# start of RECORDS

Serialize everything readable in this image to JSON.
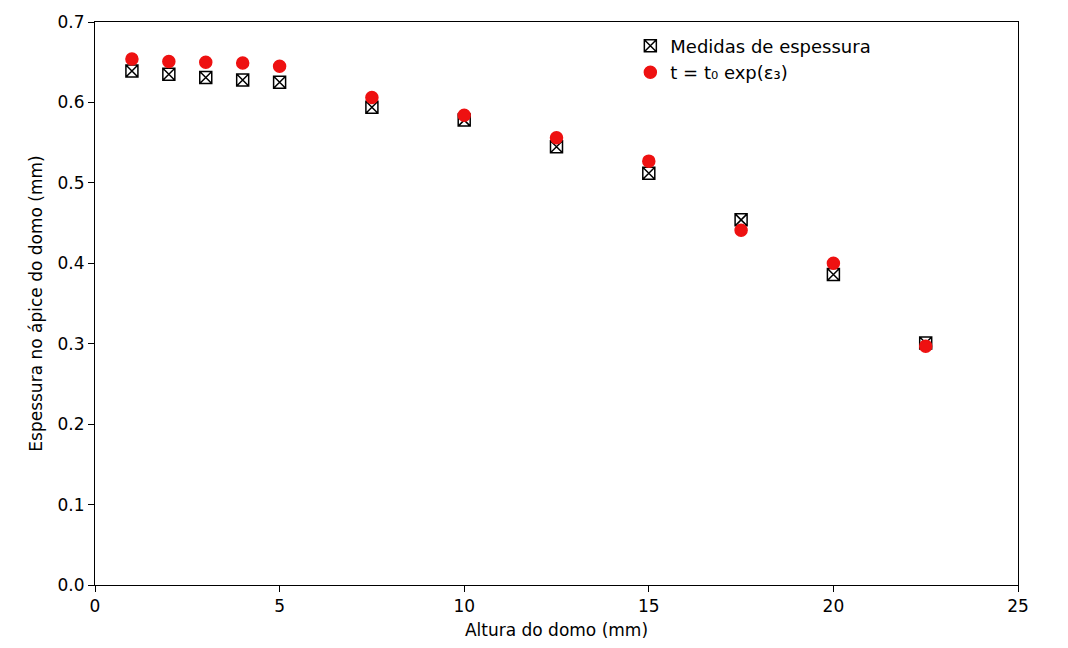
{
  "chart_data": {
    "type": "scatter",
    "x_label": "Altura do domo (mm)",
    "y_label": "Espessura no ápice do domo (mm)",
    "xlim": [
      0,
      25
    ],
    "xticks": [
      0,
      5,
      10,
      15,
      20,
      25
    ],
    "ylim": [
      0,
      0.7
    ],
    "yticks": [
      {
        "value": 0,
        "label": "0.0"
      },
      0.1,
      0.2,
      0.3,
      0.4,
      0.5,
      0.6,
      0.7
    ],
    "legend": "upper right",
    "grid": false,
    "series": [
      {
        "name": "Medidas de espessura",
        "color": "#000000",
        "marker": "square-x-open",
        "x": [
          1,
          2,
          3,
          4,
          5,
          7.5,
          10,
          12.5,
          15,
          17.5,
          20,
          22.5
        ],
        "values": [
          0.639,
          0.635,
          0.631,
          0.628,
          0.625,
          0.594,
          0.578,
          0.545,
          0.512,
          0.454,
          0.386,
          0.301
        ]
      },
      {
        "name": "t = t₀ exp(ε₃)",
        "color": "#ee1111",
        "marker": "circle",
        "x": [
          1,
          2,
          3,
          4,
          5,
          7.5,
          10,
          12.5,
          15,
          17.5,
          20,
          22.5
        ],
        "values": [
          0.654,
          0.651,
          0.65,
          0.649,
          0.645,
          0.606,
          0.584,
          0.556,
          0.527,
          0.441,
          0.4,
          0.297
        ]
      }
    ]
  }
}
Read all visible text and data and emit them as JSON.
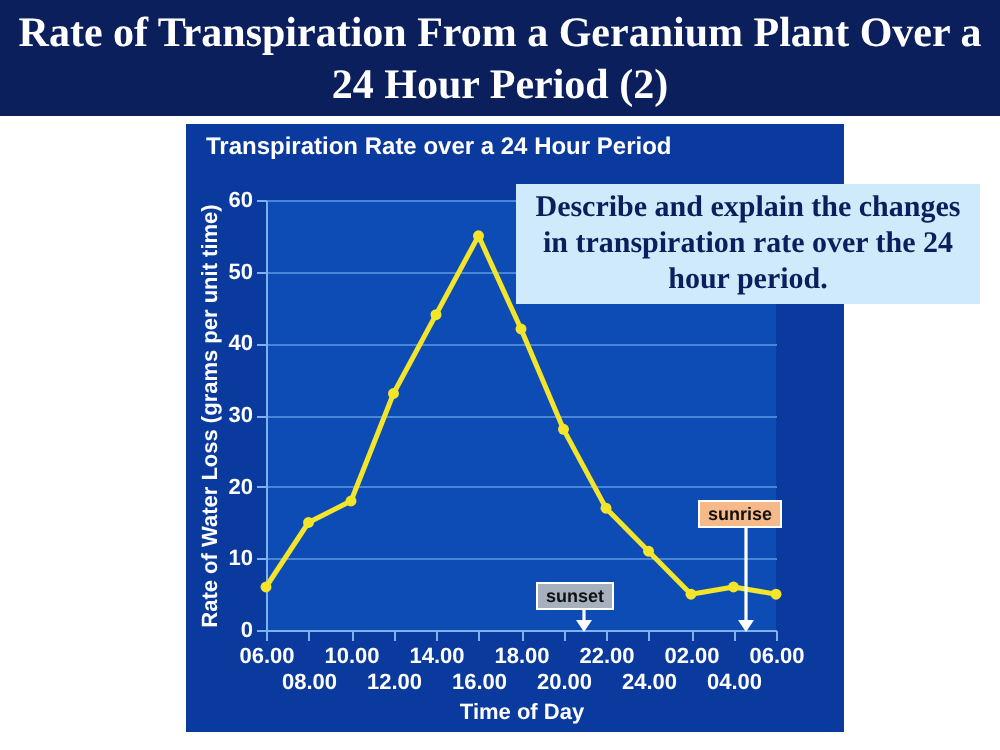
{
  "chart_data": {
    "type": "line",
    "title": "Rate of Transpiration From a Geranium Plant Over a 24 Hour Period (2)",
    "subtitle": "Transpiration Rate over a 24 Hour Period",
    "xlabel": "Time of Day",
    "ylabel": "Rate of Water Loss (grams per unit time)",
    "categories": [
      "06.00",
      "08.00",
      "10.00",
      "12.00",
      "14.00",
      "16.00",
      "18.00",
      "20.00",
      "22.00",
      "24.00",
      "02.00",
      "04.00",
      "06.00"
    ],
    "series": [
      {
        "color": "#f2e52a",
        "values": [
          6,
          15,
          18,
          33,
          44,
          55,
          42,
          28,
          17,
          11,
          5,
          6,
          5
        ]
      }
    ],
    "ylim": [
      0,
      60
    ],
    "yticks": [
      0,
      10,
      20,
      30,
      40,
      50,
      60
    ],
    "grid": "y",
    "marker": "circle",
    "annotations": [
      "Describe and explain the changes in transpiration rate over the 24 hour period.",
      "sunset",
      "sunrise"
    ]
  }
}
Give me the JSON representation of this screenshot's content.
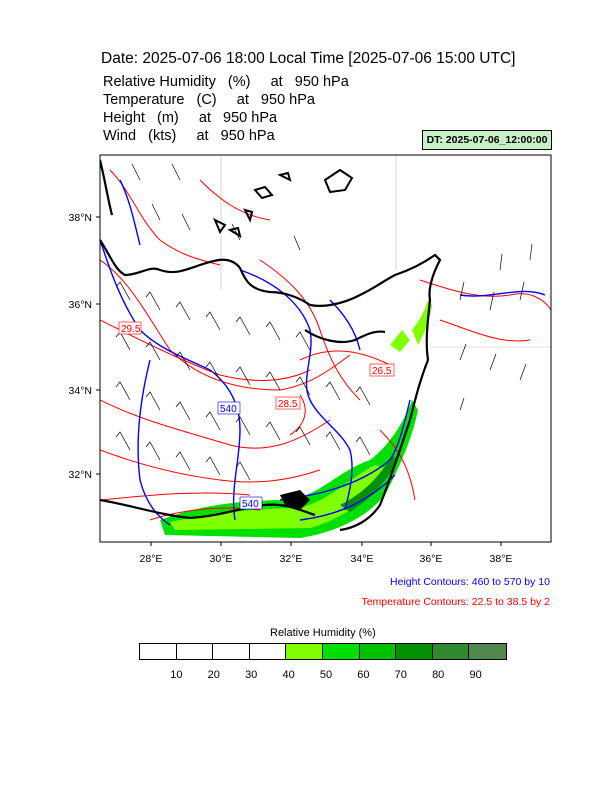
{
  "header": {
    "title": "Date: 2025-07-06  18:00 Local Time [2025-07-06  15:00 UTC]",
    "vars": [
      "Relative Humidity   (%)     at   950 hPa",
      "Temperature   (C)     at   950 hPa",
      "Height   (m)     at   950 hPa",
      "Wind   (kts)     at   950 hPa"
    ],
    "dt_badge": "DT: 2025-07-06_12:00:00"
  },
  "map": {
    "lat_labels": [
      "38°N",
      "36°N",
      "34°N",
      "32°N"
    ],
    "lon_labels": [
      "28°E",
      "30°E",
      "32°E",
      "34°E",
      "36°E",
      "38°E"
    ],
    "height_labels": [
      "540",
      "540"
    ],
    "temp_labels": [
      "29.5",
      "28.5",
      "26.5"
    ],
    "colors": {
      "height_contour": "#0000ff",
      "temp_contour": "#ff0000",
      "coast": "#000000",
      "wind_barb": "#000000"
    }
  },
  "legend": {
    "height_note": "Height Contours: 460 to 570 by 10",
    "temp_note": "Temperature Contours: 22.5 to 38.5 by 2"
  },
  "colorbar": {
    "title": "Relative Humidity  (%)",
    "labels": [
      "10",
      "20",
      "30",
      "40",
      "50",
      "60",
      "70",
      "80",
      "90"
    ],
    "colors": [
      "#ffffff",
      "#ffffff",
      "#ffffff",
      "#ffffff",
      "#80ff00",
      "#00e000",
      "#00c000",
      "#009000",
      "#308830",
      "#508850"
    ]
  }
}
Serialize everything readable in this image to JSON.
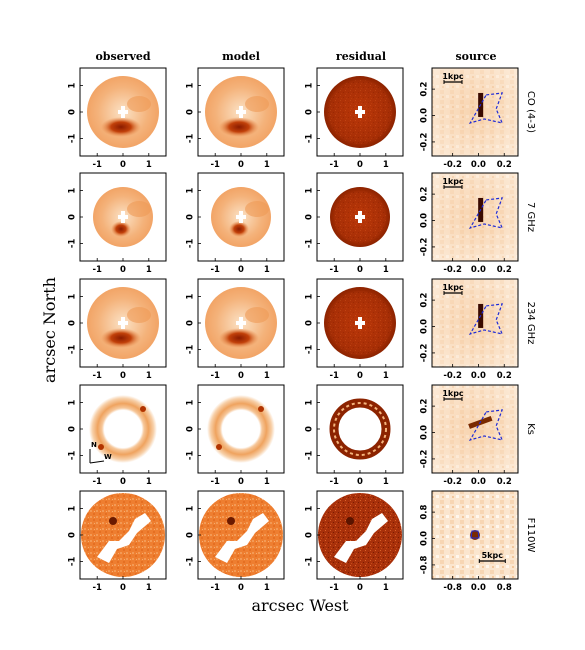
{
  "figure": {
    "column_titles": [
      "observed",
      "model",
      "residual",
      "source"
    ],
    "xlabel": "arcsec West",
    "ylabel": "arcsec North",
    "image_ticks": [
      "-1",
      "0",
      "1"
    ],
    "rows": [
      {
        "label": "CO (4-3)",
        "src_xticks": [
          "-0.2",
          "0.0",
          "0.2"
        ],
        "src_yticks": [
          "0.2",
          "0.0",
          "-0.2"
        ],
        "scale": "1kpc"
      },
      {
        "label": "7 GHz",
        "src_xticks": [
          "-0.2",
          "0.0",
          "0.2"
        ],
        "src_yticks": [
          "0.2",
          "0.0",
          "-0.2"
        ],
        "scale": "1kpc"
      },
      {
        "label": "234 GHz",
        "src_xticks": [
          "-0.2",
          "0.0",
          "0.2"
        ],
        "src_yticks": [
          "0.2",
          "0.0",
          "-0.2"
        ],
        "scale": "1kpc"
      },
      {
        "label": "Ks",
        "src_xticks": [
          "-0.2",
          "0.0",
          "0.2"
        ],
        "src_yticks": [
          "0.2",
          "0.0",
          "-0.2"
        ],
        "scale": "1kpc"
      },
      {
        "label": "F110W",
        "src_xticks": [
          "-0.8",
          "0.0",
          "0.8"
        ],
        "src_yticks": [
          "0.8",
          "0.0",
          "-0.8"
        ],
        "scale": "5kpc"
      }
    ],
    "compass": {
      "north": "N",
      "west": "W"
    }
  }
}
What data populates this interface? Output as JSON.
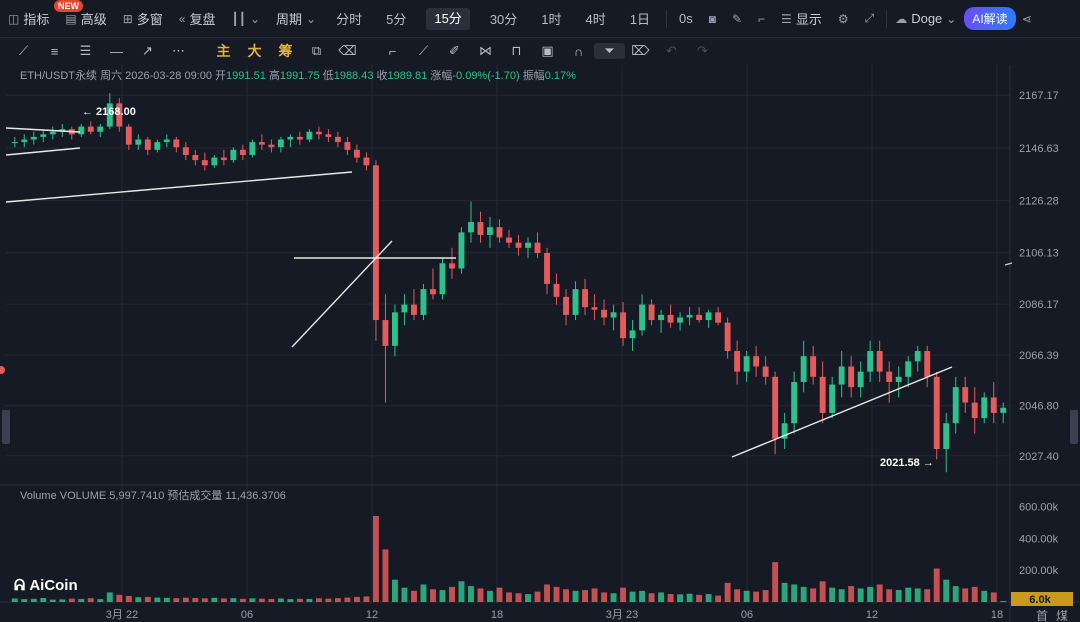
{
  "toolbar": {
    "items": [
      {
        "icon": "indicator-icon",
        "label": "指标"
      },
      {
        "icon": "advanced-icon",
        "label": "高级"
      },
      {
        "icon": "multi-window-icon",
        "label": "多窗"
      },
      {
        "icon": "replay-icon",
        "label": "复盘"
      }
    ],
    "new_badge": "NEW",
    "chart_type_icon": "candlestick-icon",
    "period_label": "周期",
    "timeframes": [
      "分时",
      "5分",
      "15分",
      "30分",
      "1时",
      "4时",
      "1日"
    ],
    "active_timeframe": "15分",
    "countdown": "0s",
    "display_label": "显示",
    "theme_label": "Doge",
    "ai_label": "AI解读"
  },
  "drawing_tools": {
    "tools": [
      "trend-line-icon",
      "horizontal-lines-icon",
      "parallel-lines-icon",
      "horizontal-line-icon",
      "ray-icon",
      "more-icon"
    ],
    "chinese_buttons": [
      "主",
      "大",
      "筹"
    ],
    "tools2": [
      "copy-icon",
      "eraser-icon",
      "measure-icon",
      "ruler-icon",
      "brush-icon",
      "pattern-icon",
      "lock-icon",
      "image-icon",
      "magnet-icon",
      "filter-icon",
      "trash-icon",
      "undo-icon",
      "redo-icon"
    ]
  },
  "legend": {
    "symbol": "ETH/USDT永续",
    "day": "周六",
    "datetime": "2026-03-28 09:00",
    "open_label": "开",
    "open": "1991.51",
    "high_label": "高",
    "high": "1991.75",
    "low_label": "低",
    "low": "1988.43",
    "close_label": "收",
    "close": "1989.81",
    "change_label": "涨幅",
    "change": "-0.09%(-1.70)",
    "amp_label": "振幅",
    "amp": "0.17%"
  },
  "volume_legend": {
    "name": "Volume",
    "volume_label": "VOLUME",
    "volume": "5,997.7410",
    "est_label": "预估成交量",
    "est": "11,436.3706"
  },
  "logo": "AiCoin",
  "colors": {
    "up": "#2ec08d",
    "down": "#e45b5b",
    "background": "#161a25",
    "grid": "#232836",
    "line": "#e8e8e8"
  },
  "chart_data": [
    {
      "type": "candlestick",
      "symbol": "ETH/USDT",
      "y_ticks": [
        "2167.17",
        "2146.63",
        "2126.28",
        "2106.13",
        "2086.17",
        "2066.39",
        "2046.80",
        "2027.40"
      ],
      "ylim": [
        2018,
        2175
      ],
      "x_ticks": [
        "3月 22",
        "06",
        "12",
        "18",
        "3月 23",
        "06",
        "12",
        "18"
      ],
      "annotations": [
        {
          "text": "← 2168.00",
          "x_tick_near": "3月 22",
          "value": 2168.0
        },
        {
          "text": "2021.58 →",
          "x_tick_near": "12",
          "value": 2021.58
        }
      ],
      "right_axis_extra": [
        "首",
        "煤"
      ],
      "ohlc": [
        [
          2149,
          2151,
          2147,
          2149
        ],
        [
          2149,
          2152,
          2147,
          2150
        ],
        [
          2150,
          2153,
          2148,
          2151
        ],
        [
          2151,
          2154,
          2149,
          2152
        ],
        [
          2152,
          2155,
          2150,
          2153
        ],
        [
          2153,
          2156,
          2151,
          2154
        ],
        [
          2154,
          2155,
          2150,
          2152
        ],
        [
          2152,
          2156,
          2151,
          2155
        ],
        [
          2155,
          2157,
          2152,
          2153
        ],
        [
          2153,
          2156,
          2151,
          2155
        ],
        [
          2155,
          2168,
          2154,
          2164
        ],
        [
          2164,
          2166,
          2153,
          2155
        ],
        [
          2155,
          2156,
          2146,
          2148
        ],
        [
          2148,
          2152,
          2146,
          2150
        ],
        [
          2150,
          2151,
          2144,
          2146
        ],
        [
          2146,
          2150,
          2145,
          2149
        ],
        [
          2149,
          2152,
          2147,
          2150
        ],
        [
          2150,
          2151,
          2145,
          2147
        ],
        [
          2147,
          2149,
          2142,
          2144
        ],
        [
          2144,
          2146,
          2140,
          2142
        ],
        [
          2142,
          2145,
          2138,
          2140
        ],
        [
          2140,
          2144,
          2139,
          2143
        ],
        [
          2143,
          2146,
          2140,
          2142
        ],
        [
          2142,
          2147,
          2141,
          2146
        ],
        [
          2146,
          2148,
          2142,
          2144
        ],
        [
          2144,
          2150,
          2143,
          2149
        ],
        [
          2149,
          2152,
          2146,
          2148
        ],
        [
          2148,
          2150,
          2145,
          2147
        ],
        [
          2147,
          2151,
          2145,
          2150
        ],
        [
          2150,
          2152,
          2147,
          2151
        ],
        [
          2151,
          2153,
          2148,
          2150
        ],
        [
          2150,
          2154,
          2149,
          2153
        ],
        [
          2153,
          2155,
          2150,
          2152
        ],
        [
          2152,
          2154,
          2149,
          2151
        ],
        [
          2151,
          2153,
          2147,
          2149
        ],
        [
          2149,
          2151,
          2144,
          2146
        ],
        [
          2146,
          2148,
          2141,
          2143
        ],
        [
          2143,
          2145,
          2138,
          2140
        ],
        [
          2140,
          2142,
          2072,
          2080
        ],
        [
          2080,
          2090,
          2048,
          2070
        ],
        [
          2070,
          2086,
          2066,
          2083
        ],
        [
          2083,
          2090,
          2078,
          2086
        ],
        [
          2086,
          2092,
          2080,
          2082
        ],
        [
          2082,
          2094,
          2080,
          2092
        ],
        [
          2092,
          2100,
          2088,
          2090
        ],
        [
          2090,
          2104,
          2088,
          2102
        ],
        [
          2102,
          2108,
          2096,
          2100
        ],
        [
          2100,
          2116,
          2098,
          2114
        ],
        [
          2114,
          2126,
          2110,
          2118
        ],
        [
          2118,
          2122,
          2110,
          2113
        ],
        [
          2113,
          2120,
          2108,
          2116
        ],
        [
          2116,
          2119,
          2110,
          2112
        ],
        [
          2112,
          2115,
          2108,
          2110
        ],
        [
          2110,
          2113,
          2105,
          2108
        ],
        [
          2108,
          2112,
          2104,
          2110
        ],
        [
          2110,
          2114,
          2104,
          2106
        ],
        [
          2106,
          2108,
          2090,
          2094
        ],
        [
          2094,
          2098,
          2086,
          2089
        ],
        [
          2089,
          2092,
          2078,
          2082
        ],
        [
          2082,
          2095,
          2080,
          2092
        ],
        [
          2092,
          2096,
          2082,
          2085
        ],
        [
          2085,
          2090,
          2080,
          2084
        ],
        [
          2084,
          2088,
          2078,
          2081
        ],
        [
          2081,
          2086,
          2076,
          2083
        ],
        [
          2083,
          2087,
          2070,
          2073
        ],
        [
          2073,
          2080,
          2068,
          2076
        ],
        [
          2076,
          2090,
          2074,
          2086
        ],
        [
          2086,
          2088,
          2078,
          2080
        ],
        [
          2080,
          2084,
          2075,
          2082
        ],
        [
          2082,
          2086,
          2077,
          2079
        ],
        [
          2079,
          2083,
          2076,
          2081
        ],
        [
          2081,
          2085,
          2078,
          2082
        ],
        [
          2082,
          2085,
          2079,
          2080
        ],
        [
          2080,
          2084,
          2077,
          2083
        ],
        [
          2083,
          2085,
          2078,
          2079
        ],
        [
          2079,
          2081,
          2065,
          2068
        ],
        [
          2068,
          2072,
          2055,
          2060
        ],
        [
          2060,
          2068,
          2056,
          2066
        ],
        [
          2066,
          2070,
          2058,
          2062
        ],
        [
          2062,
          2066,
          2055,
          2058
        ],
        [
          2058,
          2060,
          2028,
          2034
        ],
        [
          2034,
          2044,
          2030,
          2040
        ],
        [
          2040,
          2060,
          2036,
          2056
        ],
        [
          2056,
          2072,
          2052,
          2066
        ],
        [
          2066,
          2070,
          2055,
          2058
        ],
        [
          2058,
          2064,
          2040,
          2044
        ],
        [
          2044,
          2058,
          2042,
          2055
        ],
        [
          2055,
          2068,
          2050,
          2062
        ],
        [
          2062,
          2066,
          2050,
          2054
        ],
        [
          2054,
          2064,
          2050,
          2060
        ],
        [
          2060,
          2072,
          2056,
          2068
        ],
        [
          2068,
          2072,
          2056,
          2060
        ],
        [
          2060,
          2064,
          2048,
          2056
        ],
        [
          2056,
          2062,
          2050,
          2058
        ],
        [
          2058,
          2066,
          2054,
          2064
        ],
        [
          2064,
          2070,
          2060,
          2068
        ],
        [
          2068,
          2070,
          2054,
          2058
        ],
        [
          2058,
          2060,
          2026,
          2030
        ],
        [
          2030,
          2044,
          2021,
          2040
        ],
        [
          2040,
          2058,
          2036,
          2054
        ],
        [
          2054,
          2058,
          2044,
          2048
        ],
        [
          2048,
          2054,
          2036,
          2042
        ],
        [
          2042,
          2052,
          2040,
          2050
        ],
        [
          2050,
          2056,
          2040,
          2044
        ],
        [
          2044,
          2048,
          2040,
          2046
        ]
      ],
      "volume_ticks": [
        "600.00k",
        "400.00k",
        "200.00k"
      ],
      "volume_last": "6.0k",
      "volume_max": 640000,
      "volume": [
        22000,
        18000,
        20000,
        25000,
        15000,
        16000,
        21000,
        19000,
        24000,
        18000,
        60000,
        45000,
        38000,
        30000,
        32000,
        28000,
        26000,
        24000,
        27000,
        25000,
        23000,
        26000,
        22000,
        24000,
        20000,
        23000,
        21000,
        19000,
        22000,
        18000,
        20000,
        19000,
        23000,
        21000,
        24000,
        28000,
        32000,
        35000,
        540000,
        330000,
        140000,
        90000,
        70000,
        110000,
        80000,
        75000,
        95000,
        130000,
        100000,
        85000,
        70000,
        90000,
        60000,
        55000,
        50000,
        65000,
        110000,
        95000,
        80000,
        70000,
        75000,
        85000,
        60000,
        55000,
        90000,
        65000,
        70000,
        55000,
        60000,
        50000,
        48000,
        52000,
        45000,
        50000,
        40000,
        120000,
        80000,
        70000,
        65000,
        75000,
        250000,
        120000,
        110000,
        95000,
        85000,
        130000,
        90000,
        80000,
        100000,
        85000,
        95000,
        110000,
        80000,
        75000,
        90000,
        85000,
        80000,
        210000,
        140000,
        100000,
        85000,
        95000,
        70000,
        60000,
        6000
      ]
    }
  ]
}
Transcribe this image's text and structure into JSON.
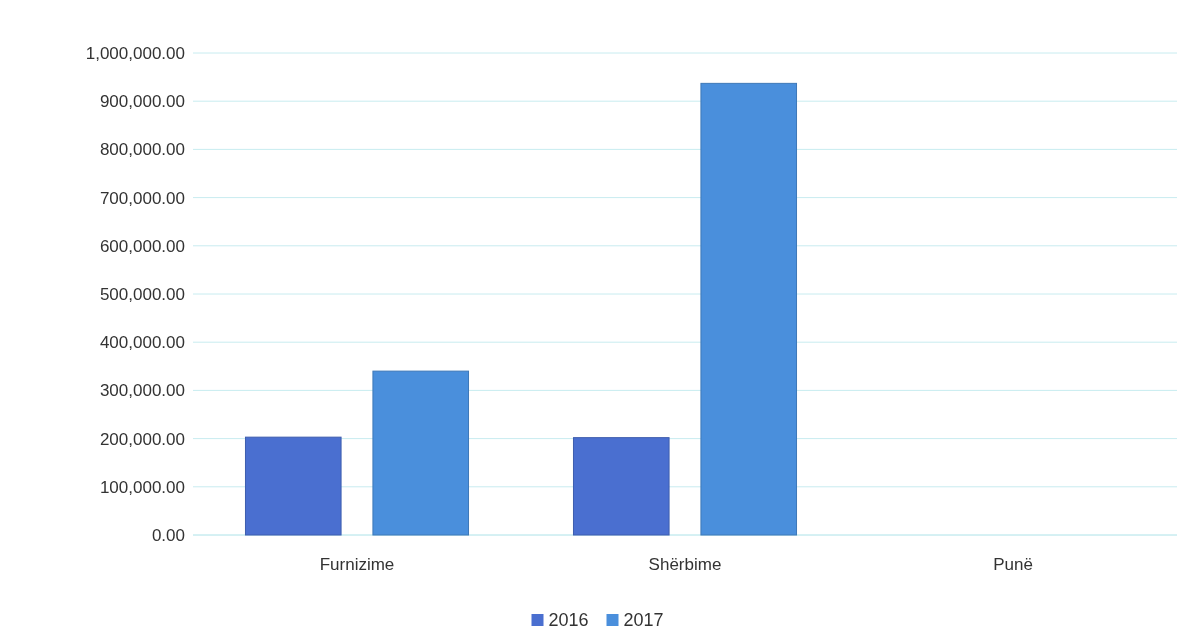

# end of RECORDS

• TASK DIRECTIONS: Using the records above, find and show each line with the string "Contours".

• FINISHED ANSWER:
    "height_note": "Height Contours: 460 to 570 by 10",
    "temp_note": "Temperature Contours: 22.5 to 38.5 by 2"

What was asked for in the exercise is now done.